-- Start of Data extract --

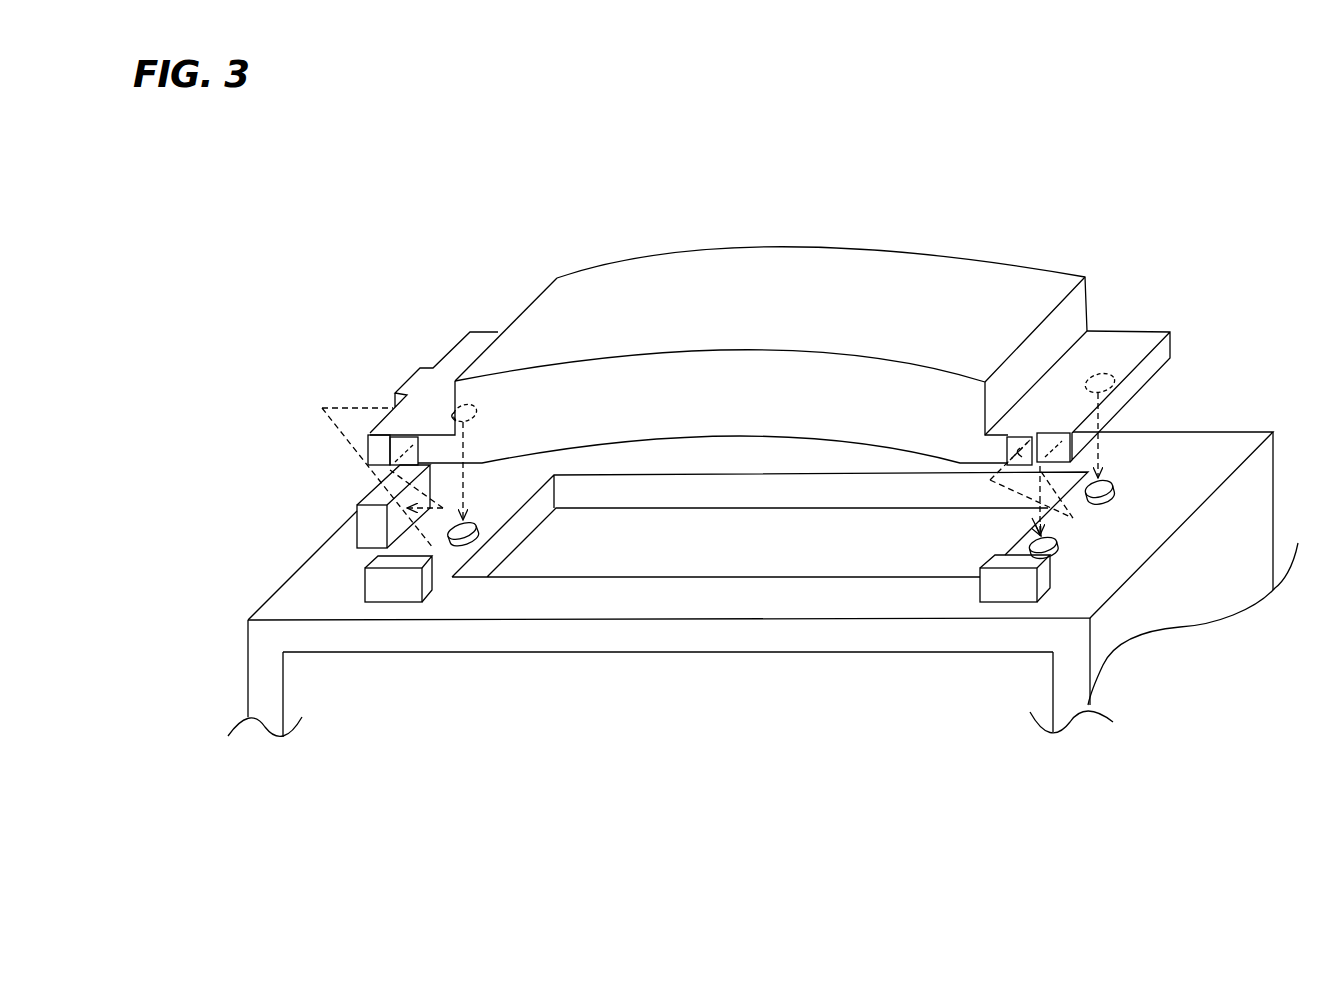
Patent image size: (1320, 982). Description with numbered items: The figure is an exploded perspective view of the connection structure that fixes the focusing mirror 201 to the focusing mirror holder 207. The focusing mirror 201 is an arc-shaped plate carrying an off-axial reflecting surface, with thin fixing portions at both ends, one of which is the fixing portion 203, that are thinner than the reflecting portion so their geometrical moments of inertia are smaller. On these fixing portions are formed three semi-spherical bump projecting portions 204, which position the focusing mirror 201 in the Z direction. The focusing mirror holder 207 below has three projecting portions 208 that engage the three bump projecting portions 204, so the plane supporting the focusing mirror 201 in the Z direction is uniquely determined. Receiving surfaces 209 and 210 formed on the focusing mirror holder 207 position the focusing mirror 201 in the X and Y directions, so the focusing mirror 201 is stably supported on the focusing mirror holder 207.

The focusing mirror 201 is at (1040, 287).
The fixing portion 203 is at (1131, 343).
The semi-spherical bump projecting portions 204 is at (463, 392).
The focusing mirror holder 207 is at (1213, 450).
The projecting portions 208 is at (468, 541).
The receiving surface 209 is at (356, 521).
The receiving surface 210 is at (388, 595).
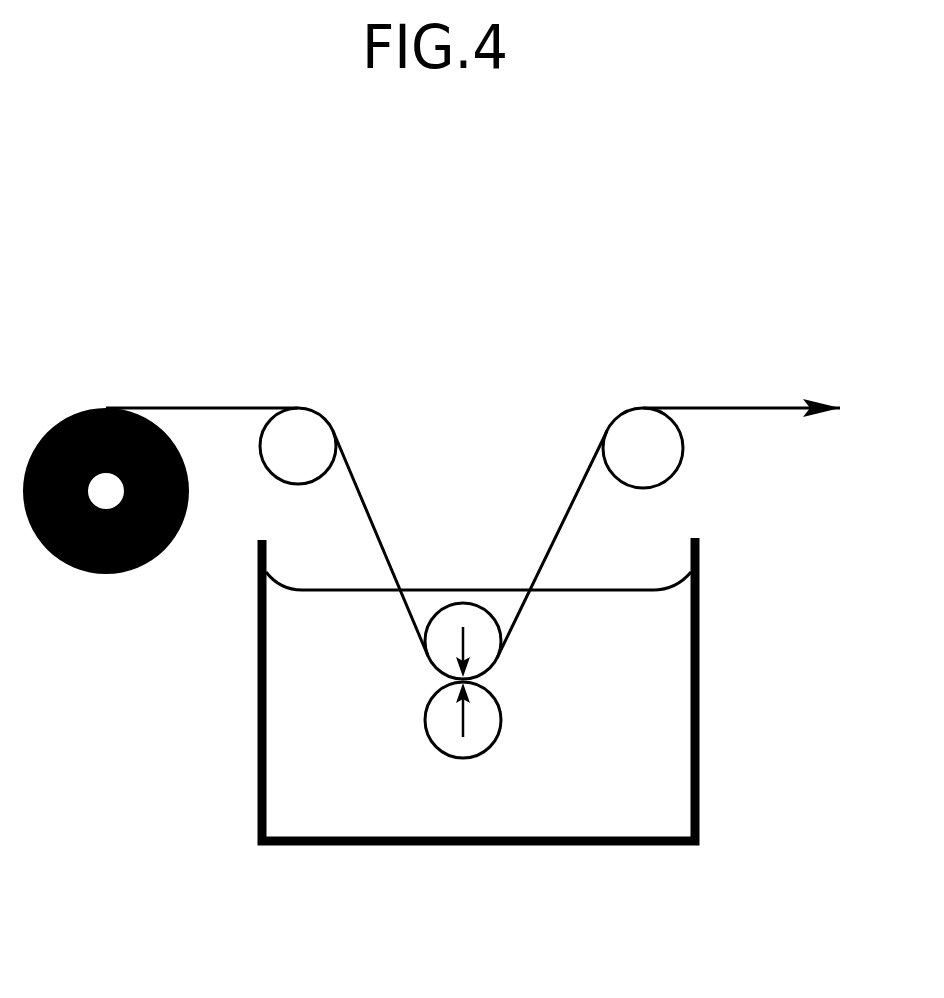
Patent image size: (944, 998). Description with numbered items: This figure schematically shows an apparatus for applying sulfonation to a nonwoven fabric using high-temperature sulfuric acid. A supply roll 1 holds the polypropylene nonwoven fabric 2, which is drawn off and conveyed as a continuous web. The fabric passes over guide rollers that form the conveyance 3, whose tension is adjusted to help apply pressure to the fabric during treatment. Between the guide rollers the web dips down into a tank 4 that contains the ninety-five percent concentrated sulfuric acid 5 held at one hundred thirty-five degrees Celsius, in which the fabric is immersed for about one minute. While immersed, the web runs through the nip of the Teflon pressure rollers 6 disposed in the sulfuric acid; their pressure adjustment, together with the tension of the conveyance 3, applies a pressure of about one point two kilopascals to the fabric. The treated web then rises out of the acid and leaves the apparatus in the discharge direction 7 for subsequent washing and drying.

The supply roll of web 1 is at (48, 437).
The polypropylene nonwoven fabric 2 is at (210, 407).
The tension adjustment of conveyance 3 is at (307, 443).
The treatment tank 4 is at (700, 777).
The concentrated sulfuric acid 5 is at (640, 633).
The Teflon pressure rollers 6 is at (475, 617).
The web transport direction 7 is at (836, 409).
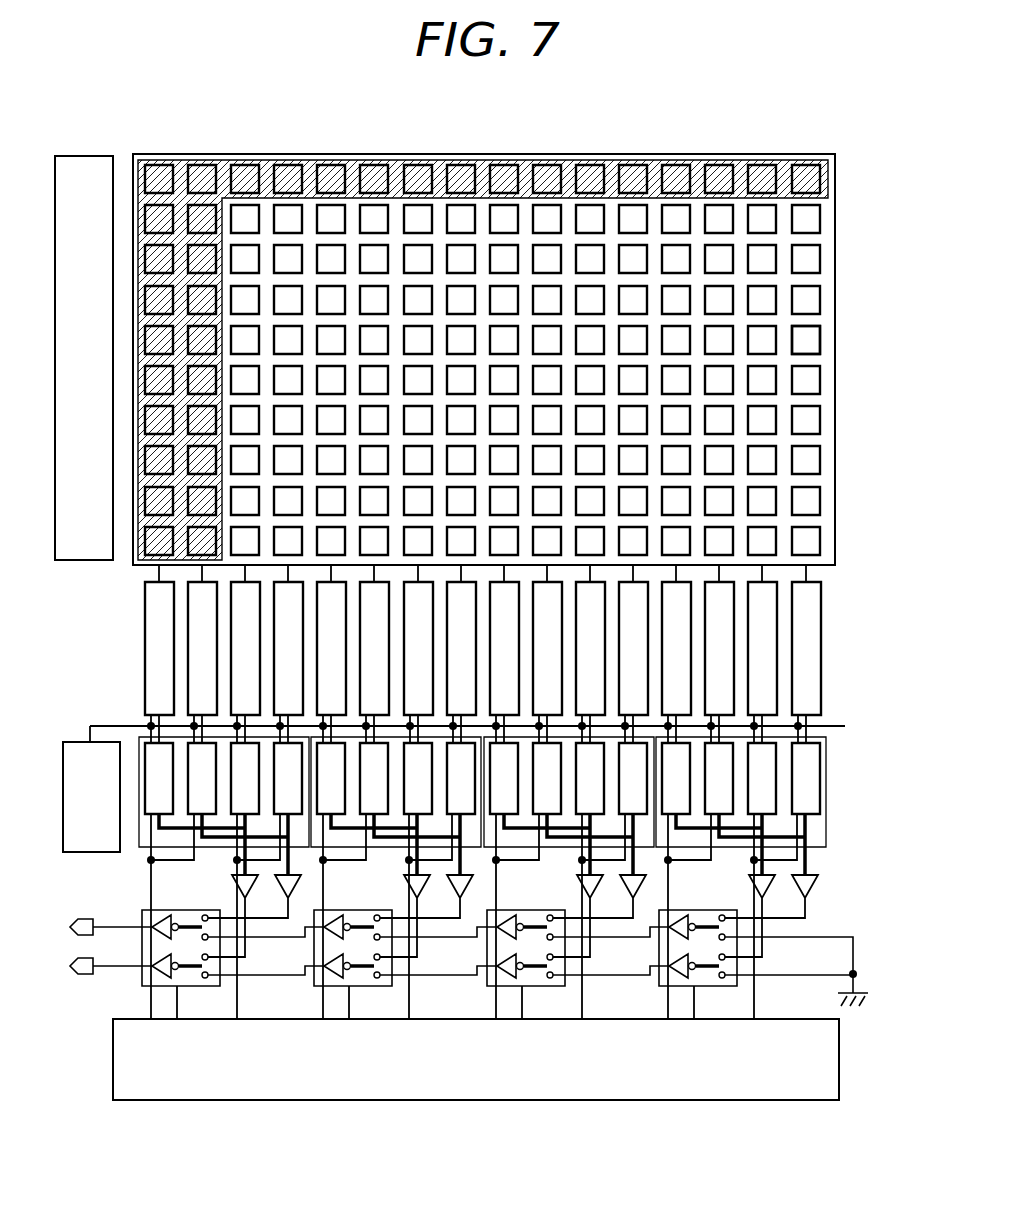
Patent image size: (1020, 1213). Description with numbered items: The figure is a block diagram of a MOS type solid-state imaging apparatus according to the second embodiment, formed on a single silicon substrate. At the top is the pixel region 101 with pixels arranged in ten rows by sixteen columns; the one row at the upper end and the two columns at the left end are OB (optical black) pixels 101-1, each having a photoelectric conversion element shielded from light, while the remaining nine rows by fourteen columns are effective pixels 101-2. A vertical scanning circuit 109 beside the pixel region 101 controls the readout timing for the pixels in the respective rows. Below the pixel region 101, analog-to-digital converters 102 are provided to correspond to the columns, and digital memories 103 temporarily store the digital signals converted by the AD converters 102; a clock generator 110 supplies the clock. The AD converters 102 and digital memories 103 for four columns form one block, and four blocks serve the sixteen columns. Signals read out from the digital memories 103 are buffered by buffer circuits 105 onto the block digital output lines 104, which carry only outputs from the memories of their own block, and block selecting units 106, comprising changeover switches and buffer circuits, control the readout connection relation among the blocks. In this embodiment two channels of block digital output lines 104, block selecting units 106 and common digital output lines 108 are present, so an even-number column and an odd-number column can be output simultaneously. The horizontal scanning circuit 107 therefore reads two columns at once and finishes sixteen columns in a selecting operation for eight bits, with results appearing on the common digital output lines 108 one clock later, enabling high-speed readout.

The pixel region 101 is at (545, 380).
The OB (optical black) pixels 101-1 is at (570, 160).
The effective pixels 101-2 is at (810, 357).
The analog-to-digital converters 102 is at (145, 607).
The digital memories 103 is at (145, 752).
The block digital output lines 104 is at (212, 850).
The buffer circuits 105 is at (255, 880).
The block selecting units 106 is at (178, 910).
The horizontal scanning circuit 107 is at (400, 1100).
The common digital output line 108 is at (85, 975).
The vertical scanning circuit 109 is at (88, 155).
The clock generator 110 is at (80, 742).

-- End of Data extract --
-- Start of Data extract --

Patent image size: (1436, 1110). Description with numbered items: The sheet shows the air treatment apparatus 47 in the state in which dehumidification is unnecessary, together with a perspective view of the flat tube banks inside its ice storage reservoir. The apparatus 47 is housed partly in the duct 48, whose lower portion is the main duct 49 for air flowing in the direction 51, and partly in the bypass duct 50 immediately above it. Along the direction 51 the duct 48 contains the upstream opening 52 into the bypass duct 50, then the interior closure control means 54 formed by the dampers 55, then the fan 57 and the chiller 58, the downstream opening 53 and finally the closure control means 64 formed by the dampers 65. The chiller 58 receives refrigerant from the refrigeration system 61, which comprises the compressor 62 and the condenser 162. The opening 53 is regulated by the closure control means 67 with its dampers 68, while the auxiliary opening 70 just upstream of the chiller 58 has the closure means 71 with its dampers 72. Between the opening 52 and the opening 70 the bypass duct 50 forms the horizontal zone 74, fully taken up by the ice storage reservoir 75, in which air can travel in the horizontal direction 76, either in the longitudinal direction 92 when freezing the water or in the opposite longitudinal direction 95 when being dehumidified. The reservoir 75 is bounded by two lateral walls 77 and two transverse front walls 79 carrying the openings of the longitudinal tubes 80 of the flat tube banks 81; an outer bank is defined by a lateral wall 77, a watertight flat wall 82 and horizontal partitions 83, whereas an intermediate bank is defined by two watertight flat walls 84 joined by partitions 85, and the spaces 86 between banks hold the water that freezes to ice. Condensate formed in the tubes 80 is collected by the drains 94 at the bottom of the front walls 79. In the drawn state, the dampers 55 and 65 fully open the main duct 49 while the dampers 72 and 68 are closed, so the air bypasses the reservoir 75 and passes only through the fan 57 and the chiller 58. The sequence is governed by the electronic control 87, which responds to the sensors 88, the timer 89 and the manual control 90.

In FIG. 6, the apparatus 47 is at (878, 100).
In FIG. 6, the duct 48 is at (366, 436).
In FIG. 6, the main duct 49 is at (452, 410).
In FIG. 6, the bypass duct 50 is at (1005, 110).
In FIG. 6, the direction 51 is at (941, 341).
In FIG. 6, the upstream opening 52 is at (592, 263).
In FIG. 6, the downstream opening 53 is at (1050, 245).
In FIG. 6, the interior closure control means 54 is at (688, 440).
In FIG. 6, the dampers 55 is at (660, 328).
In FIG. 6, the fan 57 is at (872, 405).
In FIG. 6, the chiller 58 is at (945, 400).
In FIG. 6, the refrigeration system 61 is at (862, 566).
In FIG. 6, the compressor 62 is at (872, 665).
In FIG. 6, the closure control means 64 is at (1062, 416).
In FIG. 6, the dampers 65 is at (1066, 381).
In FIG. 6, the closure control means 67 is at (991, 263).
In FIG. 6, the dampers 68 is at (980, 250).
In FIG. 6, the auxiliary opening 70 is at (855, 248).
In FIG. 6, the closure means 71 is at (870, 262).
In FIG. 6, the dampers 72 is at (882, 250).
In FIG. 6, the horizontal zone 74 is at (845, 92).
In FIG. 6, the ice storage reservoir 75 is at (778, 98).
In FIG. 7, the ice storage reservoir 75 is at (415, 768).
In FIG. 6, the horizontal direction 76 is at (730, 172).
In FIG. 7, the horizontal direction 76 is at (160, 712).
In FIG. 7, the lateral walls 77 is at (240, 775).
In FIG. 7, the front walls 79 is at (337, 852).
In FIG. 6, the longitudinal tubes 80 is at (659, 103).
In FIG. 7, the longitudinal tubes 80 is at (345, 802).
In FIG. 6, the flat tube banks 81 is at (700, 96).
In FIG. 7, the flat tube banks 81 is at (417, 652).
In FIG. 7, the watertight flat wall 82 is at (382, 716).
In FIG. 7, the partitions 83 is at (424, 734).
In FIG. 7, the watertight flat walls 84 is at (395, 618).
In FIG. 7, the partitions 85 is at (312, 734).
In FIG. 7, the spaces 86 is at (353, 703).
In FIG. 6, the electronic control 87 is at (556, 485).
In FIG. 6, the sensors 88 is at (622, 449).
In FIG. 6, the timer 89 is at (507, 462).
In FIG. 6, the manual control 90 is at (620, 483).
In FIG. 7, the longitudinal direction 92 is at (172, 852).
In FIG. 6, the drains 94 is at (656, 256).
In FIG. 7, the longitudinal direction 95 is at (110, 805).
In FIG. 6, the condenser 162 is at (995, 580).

-- End of Data extract --

• Aim:
Which lines in the data above contain the word "tank"? Find each one and copy it in full.

• Final answer:
Patent image size: (944, 998). Description with numbered items: This figure schematically shows an apparatus for applying sulfonation to a nonwoven fabric using high-temperature sulfuric acid. A supply roll 1 holds the polypropylene nonwoven fabric 2, which is drawn off and conveyed as a continuous web. The fabric passes over guide rollers that form the conveyance 3, whose tension is adjusted to help apply pressure to the fabric during treatment. Between the guide rollers the web dips down into a tank 4 that contains the ninety-five percent concentrated sulfuric acid 5 held at one hundred thirty-five degrees Celsius, in which the fabric is immersed for about one minute. While immersed, the web runs through the nip of the Teflon pressure rollers 6 disposed in the sulfuric acid; their pressure adjustment, together with the tension of the conveyance 3, applies a pressure of about one point two kilopascals to the fabric. The treated web then rises out of the acid and leaves the apparatus in the discharge direction 7 for subsequent washing and drying.
The treatment tank 4 is at (700, 777).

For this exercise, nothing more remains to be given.